Provide a single number: the count of lines containing the string "tipuri".

- **Record list**
☆ ☆ ☆

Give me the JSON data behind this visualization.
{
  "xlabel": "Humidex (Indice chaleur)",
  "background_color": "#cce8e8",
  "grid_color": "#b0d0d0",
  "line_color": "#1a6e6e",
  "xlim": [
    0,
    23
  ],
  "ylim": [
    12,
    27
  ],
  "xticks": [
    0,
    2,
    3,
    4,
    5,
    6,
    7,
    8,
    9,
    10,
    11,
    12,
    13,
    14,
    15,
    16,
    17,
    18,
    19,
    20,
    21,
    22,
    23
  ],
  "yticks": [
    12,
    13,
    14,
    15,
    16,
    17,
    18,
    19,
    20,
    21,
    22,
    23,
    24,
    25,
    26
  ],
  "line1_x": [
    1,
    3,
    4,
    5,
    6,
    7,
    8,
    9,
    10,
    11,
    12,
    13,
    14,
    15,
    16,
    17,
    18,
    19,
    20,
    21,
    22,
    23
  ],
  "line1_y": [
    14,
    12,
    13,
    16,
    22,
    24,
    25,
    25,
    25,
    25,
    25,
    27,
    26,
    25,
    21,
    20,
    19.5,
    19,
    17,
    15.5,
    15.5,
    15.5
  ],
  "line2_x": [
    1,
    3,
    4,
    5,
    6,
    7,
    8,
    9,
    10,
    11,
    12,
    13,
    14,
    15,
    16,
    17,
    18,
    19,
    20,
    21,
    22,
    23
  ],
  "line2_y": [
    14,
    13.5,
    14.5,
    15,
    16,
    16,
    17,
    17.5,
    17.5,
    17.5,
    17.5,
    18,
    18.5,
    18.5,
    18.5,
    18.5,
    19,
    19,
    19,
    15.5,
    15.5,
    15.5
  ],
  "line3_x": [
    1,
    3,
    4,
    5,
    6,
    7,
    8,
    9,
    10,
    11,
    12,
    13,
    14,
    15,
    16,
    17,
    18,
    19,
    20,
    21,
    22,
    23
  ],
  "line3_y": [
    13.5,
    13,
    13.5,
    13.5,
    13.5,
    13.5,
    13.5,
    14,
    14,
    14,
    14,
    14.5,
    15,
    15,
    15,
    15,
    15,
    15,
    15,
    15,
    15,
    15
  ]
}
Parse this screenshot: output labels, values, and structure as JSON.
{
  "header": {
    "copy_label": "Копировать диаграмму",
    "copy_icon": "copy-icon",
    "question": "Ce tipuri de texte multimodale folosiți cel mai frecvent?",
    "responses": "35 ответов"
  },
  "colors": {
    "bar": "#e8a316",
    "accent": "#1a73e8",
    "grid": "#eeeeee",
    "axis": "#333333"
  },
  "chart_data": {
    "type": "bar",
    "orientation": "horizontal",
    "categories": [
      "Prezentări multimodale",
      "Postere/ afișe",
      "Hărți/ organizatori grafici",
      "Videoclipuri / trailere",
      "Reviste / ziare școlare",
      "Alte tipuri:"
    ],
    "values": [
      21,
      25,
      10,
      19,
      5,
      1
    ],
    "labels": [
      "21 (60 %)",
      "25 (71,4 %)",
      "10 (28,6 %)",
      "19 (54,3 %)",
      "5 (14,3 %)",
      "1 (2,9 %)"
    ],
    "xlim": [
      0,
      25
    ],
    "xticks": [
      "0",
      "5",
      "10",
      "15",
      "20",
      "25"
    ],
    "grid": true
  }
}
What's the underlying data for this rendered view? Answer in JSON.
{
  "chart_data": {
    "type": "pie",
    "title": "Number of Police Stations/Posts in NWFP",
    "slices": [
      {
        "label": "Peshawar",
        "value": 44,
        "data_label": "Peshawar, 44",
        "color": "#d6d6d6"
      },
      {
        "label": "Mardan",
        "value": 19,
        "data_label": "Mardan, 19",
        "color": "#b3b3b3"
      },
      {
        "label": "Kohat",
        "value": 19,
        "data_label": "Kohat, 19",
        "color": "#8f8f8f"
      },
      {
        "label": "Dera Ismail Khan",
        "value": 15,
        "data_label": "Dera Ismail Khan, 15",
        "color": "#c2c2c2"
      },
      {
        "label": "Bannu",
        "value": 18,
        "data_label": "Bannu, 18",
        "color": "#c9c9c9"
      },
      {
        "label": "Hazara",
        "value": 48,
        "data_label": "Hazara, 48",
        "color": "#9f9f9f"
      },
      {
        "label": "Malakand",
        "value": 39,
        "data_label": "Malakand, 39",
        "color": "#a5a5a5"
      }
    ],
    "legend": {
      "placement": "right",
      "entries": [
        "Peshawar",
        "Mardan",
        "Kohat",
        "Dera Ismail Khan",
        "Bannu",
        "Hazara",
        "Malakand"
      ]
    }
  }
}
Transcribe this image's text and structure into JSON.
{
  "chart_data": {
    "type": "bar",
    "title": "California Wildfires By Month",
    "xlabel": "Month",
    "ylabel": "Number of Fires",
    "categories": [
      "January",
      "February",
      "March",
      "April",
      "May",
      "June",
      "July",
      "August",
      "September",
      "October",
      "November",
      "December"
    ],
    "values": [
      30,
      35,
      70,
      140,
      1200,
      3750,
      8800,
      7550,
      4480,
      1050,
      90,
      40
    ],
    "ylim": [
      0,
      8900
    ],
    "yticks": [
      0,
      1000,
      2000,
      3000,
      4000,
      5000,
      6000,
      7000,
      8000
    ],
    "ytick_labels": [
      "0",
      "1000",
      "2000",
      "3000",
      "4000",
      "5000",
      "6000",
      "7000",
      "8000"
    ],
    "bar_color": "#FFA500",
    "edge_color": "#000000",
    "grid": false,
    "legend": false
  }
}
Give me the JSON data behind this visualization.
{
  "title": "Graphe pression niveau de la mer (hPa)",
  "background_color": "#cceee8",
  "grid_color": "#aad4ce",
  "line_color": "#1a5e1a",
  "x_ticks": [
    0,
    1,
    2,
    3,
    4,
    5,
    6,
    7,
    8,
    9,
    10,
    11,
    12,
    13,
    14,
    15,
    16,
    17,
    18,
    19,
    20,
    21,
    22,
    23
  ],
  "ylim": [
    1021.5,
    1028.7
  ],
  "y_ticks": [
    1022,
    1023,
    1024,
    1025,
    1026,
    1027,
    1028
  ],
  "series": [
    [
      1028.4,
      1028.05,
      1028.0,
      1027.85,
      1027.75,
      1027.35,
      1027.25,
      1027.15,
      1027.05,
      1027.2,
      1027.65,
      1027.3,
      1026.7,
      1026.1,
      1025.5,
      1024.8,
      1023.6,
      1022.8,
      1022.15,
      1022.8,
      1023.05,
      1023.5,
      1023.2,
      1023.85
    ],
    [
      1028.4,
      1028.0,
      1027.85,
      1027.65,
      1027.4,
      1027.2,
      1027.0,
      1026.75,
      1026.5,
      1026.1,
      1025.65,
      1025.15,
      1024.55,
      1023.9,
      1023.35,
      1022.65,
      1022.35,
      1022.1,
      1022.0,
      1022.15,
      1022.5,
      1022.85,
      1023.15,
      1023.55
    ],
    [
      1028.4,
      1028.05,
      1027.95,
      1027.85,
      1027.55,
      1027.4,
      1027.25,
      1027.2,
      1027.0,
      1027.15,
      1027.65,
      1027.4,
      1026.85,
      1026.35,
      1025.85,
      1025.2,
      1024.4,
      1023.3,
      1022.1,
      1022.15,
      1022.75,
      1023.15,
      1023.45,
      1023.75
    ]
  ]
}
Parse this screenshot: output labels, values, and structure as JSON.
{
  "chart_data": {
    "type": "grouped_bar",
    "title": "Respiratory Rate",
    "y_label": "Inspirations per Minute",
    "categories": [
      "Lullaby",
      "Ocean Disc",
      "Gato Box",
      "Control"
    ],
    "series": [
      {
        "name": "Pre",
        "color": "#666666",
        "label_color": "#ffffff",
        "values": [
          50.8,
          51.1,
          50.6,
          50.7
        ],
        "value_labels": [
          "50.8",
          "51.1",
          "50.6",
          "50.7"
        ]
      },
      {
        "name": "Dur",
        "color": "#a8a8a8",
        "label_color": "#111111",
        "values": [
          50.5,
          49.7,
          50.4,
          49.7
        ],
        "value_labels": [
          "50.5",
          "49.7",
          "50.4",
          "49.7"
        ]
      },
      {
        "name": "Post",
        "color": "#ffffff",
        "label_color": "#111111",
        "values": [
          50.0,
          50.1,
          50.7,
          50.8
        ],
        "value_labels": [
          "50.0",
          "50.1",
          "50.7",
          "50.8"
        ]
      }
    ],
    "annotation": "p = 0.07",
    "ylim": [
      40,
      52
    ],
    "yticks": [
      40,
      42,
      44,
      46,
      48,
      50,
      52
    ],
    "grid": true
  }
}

☆ ☆ ☆

- **In response**
2